*WORK TO DO*. Extract every line of the material below and reproduce it faithfully.

*SUPPLIED DATA*.
===
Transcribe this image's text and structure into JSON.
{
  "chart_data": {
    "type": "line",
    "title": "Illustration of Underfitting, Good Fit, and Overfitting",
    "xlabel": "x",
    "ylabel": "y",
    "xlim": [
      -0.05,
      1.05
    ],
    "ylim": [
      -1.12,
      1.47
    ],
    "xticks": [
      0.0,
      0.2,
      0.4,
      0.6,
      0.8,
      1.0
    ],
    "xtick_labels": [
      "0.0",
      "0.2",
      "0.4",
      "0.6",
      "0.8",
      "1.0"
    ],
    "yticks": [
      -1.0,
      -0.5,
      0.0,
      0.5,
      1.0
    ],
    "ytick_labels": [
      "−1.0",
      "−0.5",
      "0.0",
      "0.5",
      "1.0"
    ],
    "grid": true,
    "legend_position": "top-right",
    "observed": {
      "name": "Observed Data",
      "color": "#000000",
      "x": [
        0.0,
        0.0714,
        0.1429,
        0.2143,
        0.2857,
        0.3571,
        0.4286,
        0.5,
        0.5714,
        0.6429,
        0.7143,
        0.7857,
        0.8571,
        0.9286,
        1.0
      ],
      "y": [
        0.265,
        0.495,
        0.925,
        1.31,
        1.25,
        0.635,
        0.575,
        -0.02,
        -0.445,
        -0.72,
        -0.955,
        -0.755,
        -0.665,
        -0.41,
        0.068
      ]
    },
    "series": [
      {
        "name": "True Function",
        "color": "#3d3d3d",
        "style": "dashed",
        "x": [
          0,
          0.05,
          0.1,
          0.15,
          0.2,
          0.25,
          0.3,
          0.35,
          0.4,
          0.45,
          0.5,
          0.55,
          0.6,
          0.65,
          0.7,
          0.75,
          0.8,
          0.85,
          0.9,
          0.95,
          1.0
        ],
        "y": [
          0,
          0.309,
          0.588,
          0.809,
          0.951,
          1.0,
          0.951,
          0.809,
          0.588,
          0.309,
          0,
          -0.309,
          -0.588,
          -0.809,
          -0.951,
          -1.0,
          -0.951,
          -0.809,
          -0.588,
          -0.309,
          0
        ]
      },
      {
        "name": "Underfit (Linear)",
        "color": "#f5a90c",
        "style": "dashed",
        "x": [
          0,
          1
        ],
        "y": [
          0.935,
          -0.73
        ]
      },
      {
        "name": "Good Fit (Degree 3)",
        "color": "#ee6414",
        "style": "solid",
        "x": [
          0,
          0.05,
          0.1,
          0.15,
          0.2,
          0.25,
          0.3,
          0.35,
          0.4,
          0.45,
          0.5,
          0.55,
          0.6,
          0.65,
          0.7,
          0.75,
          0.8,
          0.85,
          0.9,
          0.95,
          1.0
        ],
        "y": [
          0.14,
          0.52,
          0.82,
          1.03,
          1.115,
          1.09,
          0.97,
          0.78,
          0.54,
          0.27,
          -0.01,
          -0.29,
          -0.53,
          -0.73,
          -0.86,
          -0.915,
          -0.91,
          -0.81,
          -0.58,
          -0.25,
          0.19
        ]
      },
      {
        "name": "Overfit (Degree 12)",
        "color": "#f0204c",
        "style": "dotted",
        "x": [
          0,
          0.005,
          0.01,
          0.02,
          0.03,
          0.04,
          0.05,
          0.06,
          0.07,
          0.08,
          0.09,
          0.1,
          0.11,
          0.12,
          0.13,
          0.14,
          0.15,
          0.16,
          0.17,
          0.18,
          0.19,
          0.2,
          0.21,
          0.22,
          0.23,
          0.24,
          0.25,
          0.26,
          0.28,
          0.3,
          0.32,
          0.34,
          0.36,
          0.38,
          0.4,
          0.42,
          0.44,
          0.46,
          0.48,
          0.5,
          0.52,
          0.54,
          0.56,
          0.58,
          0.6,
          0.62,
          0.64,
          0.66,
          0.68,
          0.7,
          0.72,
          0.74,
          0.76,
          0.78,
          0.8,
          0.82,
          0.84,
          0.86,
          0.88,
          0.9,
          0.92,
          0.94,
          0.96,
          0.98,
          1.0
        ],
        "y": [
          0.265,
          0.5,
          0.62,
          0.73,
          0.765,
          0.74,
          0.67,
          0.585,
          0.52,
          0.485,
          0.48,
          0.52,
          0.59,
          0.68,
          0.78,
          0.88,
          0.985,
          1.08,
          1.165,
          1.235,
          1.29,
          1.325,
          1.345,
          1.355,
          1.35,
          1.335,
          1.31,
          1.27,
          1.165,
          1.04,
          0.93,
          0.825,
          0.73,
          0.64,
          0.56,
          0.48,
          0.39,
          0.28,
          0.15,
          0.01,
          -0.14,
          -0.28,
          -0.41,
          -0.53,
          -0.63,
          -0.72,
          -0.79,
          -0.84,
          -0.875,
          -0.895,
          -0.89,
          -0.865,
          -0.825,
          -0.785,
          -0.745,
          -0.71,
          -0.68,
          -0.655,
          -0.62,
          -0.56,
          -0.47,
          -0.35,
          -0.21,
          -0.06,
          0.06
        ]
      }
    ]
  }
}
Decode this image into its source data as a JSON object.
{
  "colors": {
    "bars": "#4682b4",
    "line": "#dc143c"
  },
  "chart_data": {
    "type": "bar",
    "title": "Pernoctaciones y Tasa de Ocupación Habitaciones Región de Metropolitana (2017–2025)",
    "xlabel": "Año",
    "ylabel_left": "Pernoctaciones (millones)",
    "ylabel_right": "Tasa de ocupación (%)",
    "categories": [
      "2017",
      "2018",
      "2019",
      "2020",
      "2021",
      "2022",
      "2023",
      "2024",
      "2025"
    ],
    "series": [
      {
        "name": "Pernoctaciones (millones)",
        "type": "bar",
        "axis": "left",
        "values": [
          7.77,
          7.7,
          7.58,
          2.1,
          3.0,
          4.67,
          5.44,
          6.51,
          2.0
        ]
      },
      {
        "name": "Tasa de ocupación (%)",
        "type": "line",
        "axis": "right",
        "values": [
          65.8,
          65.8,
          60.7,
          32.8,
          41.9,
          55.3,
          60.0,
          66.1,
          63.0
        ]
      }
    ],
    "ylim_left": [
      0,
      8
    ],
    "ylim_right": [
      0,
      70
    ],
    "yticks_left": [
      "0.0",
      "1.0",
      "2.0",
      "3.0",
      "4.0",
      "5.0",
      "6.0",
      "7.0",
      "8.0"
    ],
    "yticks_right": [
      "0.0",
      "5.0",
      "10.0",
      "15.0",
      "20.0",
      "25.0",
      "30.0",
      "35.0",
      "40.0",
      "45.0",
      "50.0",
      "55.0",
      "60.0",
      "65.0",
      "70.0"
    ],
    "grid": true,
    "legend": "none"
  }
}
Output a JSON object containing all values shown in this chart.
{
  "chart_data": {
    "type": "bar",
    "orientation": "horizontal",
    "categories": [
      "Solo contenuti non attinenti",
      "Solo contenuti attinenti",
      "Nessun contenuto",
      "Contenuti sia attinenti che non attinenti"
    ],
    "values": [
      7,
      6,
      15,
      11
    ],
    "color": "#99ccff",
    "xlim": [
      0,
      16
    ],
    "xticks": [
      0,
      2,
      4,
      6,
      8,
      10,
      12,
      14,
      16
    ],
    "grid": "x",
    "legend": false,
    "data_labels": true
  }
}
===
*REPLY TO THE EXERCISE*.
Transcribe this image's text and structure into JSON.
{
  "chart_data": {
    "type": "line",
    "title": "Illustration of Underfitting, Good Fit, and Overfitting",
    "xlabel": "x",
    "ylabel": "y",
    "xlim": [
      -0.05,
      1.05
    ],
    "ylim": [
      -1.12,
      1.47
    ],
    "xticks": [
      0.0,
      0.2,
      0.4,
      0.6,
      0.8,
      1.0
    ],
    "xtick_labels": [
      "0.0",
      "0.2",
      "0.4",
      "0.6",
      "0.8",
      "1.0"
    ],
    "yticks": [
      -1.0,
      -0.5,
      0.0,
      0.5,
      1.0
    ],
    "ytick_labels": [
      "−1.0",
      "−0.5",
      "0.0",
      "0.5",
      "1.0"
    ],
    "grid": true,
    "legend_position": "top-right",
    "observed": {
      "name": "Observed Data",
      "color": "#000000",
      "x": [
        0.0,
        0.0714,
        0.1429,
        0.2143,
        0.2857,
        0.3571,
        0.4286,
        0.5,
        0.5714,
        0.6429,
        0.7143,
        0.7857,
        0.8571,
        0.9286,
        1.0
      ],
      "y": [
        0.265,
        0.495,
        0.925,
        1.31,
        1.25,
        0.635,
        0.575,
        -0.02,
        -0.445,
        -0.72,
        -0.955,
        -0.755,
        -0.665,
        -0.41,
        0.068
      ]
    },
    "series": [
      {
        "name": "True Function",
        "color": "#3d3d3d",
        "style": "dashed",
        "x": [
          0,
          0.05,
          0.1,
          0.15,
          0.2,
          0.25,
          0.3,
          0.35,
          0.4,
          0.45,
          0.5,
          0.55,
          0.6,
          0.65,
          0.7,
          0.75,
          0.8,
          0.85,
          0.9,
          0.95,
          1.0
        ],
        "y": [
          0,
          0.309,
          0.588,
          0.809,
          0.951,
          1.0,
          0.951,
          0.809,
          0.588,
          0.309,
          0,
          -0.309,
          -0.588,
          -0.809,
          -0.951,
          -1.0,
          -0.951,
          -0.809,
          -0.588,
          -0.309,
          0
        ]
      },
      {
        "name": "Underfit (Linear)",
        "color": "#f5a90c",
        "style": "dashed",
        "x": [
          0,
          1
        ],
        "y": [
          0.935,
          -0.73
        ]
      },
      {
        "name": "Good Fit (Degree 3)",
        "color": "#ee6414",
        "style": "solid",
        "x": [
          0,
          0.05,
          0.1,
          0.15,
          0.2,
          0.25,
          0.3,
          0.35,
          0.4,
          0.45,
          0.5,
          0.55,
          0.6,
          0.65,
          0.7,
          0.75,
          0.8,
          0.85,
          0.9,
          0.95,
          1.0
        ],
        "y": [
          0.14,
          0.52,
          0.82,
          1.03,
          1.115,
          1.09,
          0.97,
          0.78,
          0.54,
          0.27,
          -0.01,
          -0.29,
          -0.53,
          -0.73,
          -0.86,
          -0.915,
          -0.91,
          -0.81,
          -0.58,
          -0.25,
          0.19
        ]
      },
      {
        "name": "Overfit (Degree 12)",
        "color": "#f0204c",
        "style": "dotted",
        "x": [
          0,
          0.005,
          0.01,
          0.02,
          0.03,
          0.04,
          0.05,
          0.06,
          0.07,
          0.08,
          0.09,
          0.1,
          0.11,
          0.12,
          0.13,
          0.14,
          0.15,
          0.16,
          0.17,
          0.18,
          0.19,
          0.2,
          0.21,
          0.22,
          0.23,
          0.24,
          0.25,
          0.26,
          0.28,
          0.3,
          0.32,
          0.34,
          0.36,
          0.38,
          0.4,
          0.42,
          0.44,
          0.46,
          0.48,
          0.5,
          0.52,
          0.54,
          0.56,
          0.58,
          0.6,
          0.62,
          0.64,
          0.66,
          0.68,
          0.7,
          0.72,
          0.74,
          0.76,
          0.78,
          0.8,
          0.82,
          0.84,
          0.86,
          0.88,
          0.9,
          0.92,
          0.94,
          0.96,
          0.98,
          1.0
        ],
        "y": [
          0.265,
          0.5,
          0.62,
          0.73,
          0.765,
          0.74,
          0.67,
          0.585,
          0.52,
          0.485,
          0.48,
          0.52,
          0.59,
          0.68,
          0.78,
          0.88,
          0.985,
          1.08,
          1.165,
          1.235,
          1.29,
          1.325,
          1.345,
          1.355,
          1.35,
          1.335,
          1.31,
          1.27,
          1.165,
          1.04,
          0.93,
          0.825,
          0.73,
          0.64,
          0.56,
          0.48,
          0.39,
          0.28,
          0.15,
          0.01,
          -0.14,
          -0.28,
          -0.41,
          -0.53,
          -0.63,
          -0.72,
          -0.79,
          -0.84,
          -0.875,
          -0.895,
          -0.89,
          -0.865,
          -0.825,
          -0.785,
          -0.745,
          -0.71,
          -0.68,
          -0.655,
          -0.62,
          -0.56,
          -0.47,
          -0.35,
          -0.21,
          -0.06,
          0.06
        ]
      }
    ]
  }
}
Decode this image into its source data as a JSON object.
{
  "colors": {
    "bars": "#4682b4",
    "line": "#dc143c"
  },
  "chart_data": {
    "type": "bar",
    "title": "Pernoctaciones y Tasa de Ocupación Habitaciones Región de Metropolitana (2017–2025)",
    "xlabel": "Año",
    "ylabel_left": "Pernoctaciones (millones)",
    "ylabel_right": "Tasa de ocupación (%)",
    "categories": [
      "2017",
      "2018",
      "2019",
      "2020",
      "2021",
      "2022",
      "2023",
      "2024",
      "2025"
    ],
    "series": [
      {
        "name": "Pernoctaciones (millones)",
        "type": "bar",
        "axis": "left",
        "values": [
          7.77,
          7.7,
          7.58,
          2.1,
          3.0,
          4.67,
          5.44,
          6.51,
          2.0
        ]
      },
      {
        "name": "Tasa de ocupación (%)",
        "type": "line",
        "axis": "right",
        "values": [
          65.8,
          65.8,
          60.7,
          32.8,
          41.9,
          55.3,
          60.0,
          66.1,
          63.0
        ]
      }
    ],
    "ylim_left": [
      0,
      8
    ],
    "ylim_right": [
      0,
      70
    ],
    "yticks_left": [
      "0.0",
      "1.0",
      "2.0",
      "3.0",
      "4.0",
      "5.0",
      "6.0",
      "7.0",
      "8.0"
    ],
    "yticks_right": [
      "0.0",
      "5.0",
      "10.0",
      "15.0",
      "20.0",
      "25.0",
      "30.0",
      "35.0",
      "40.0",
      "45.0",
      "50.0",
      "55.0",
      "60.0",
      "65.0",
      "70.0"
    ],
    "grid": true,
    "legend": "none"
  }
}
Output a JSON object containing all values shown in this chart.
{
  "chart_data": {
    "type": "bar",
    "orientation": "horizontal",
    "categories": [
      "Solo contenuti non attinenti",
      "Solo contenuti attinenti",
      "Nessun contenuto",
      "Contenuti sia attinenti che non attinenti"
    ],
    "values": [
      7,
      6,
      15,
      11
    ],
    "color": "#99ccff",
    "xlim": [
      0,
      16
    ],
    "xticks": [
      0,
      2,
      4,
      6,
      8,
      10,
      12,
      14,
      16
    ],
    "grid": "x",
    "legend": false,
    "data_labels": true
  }
}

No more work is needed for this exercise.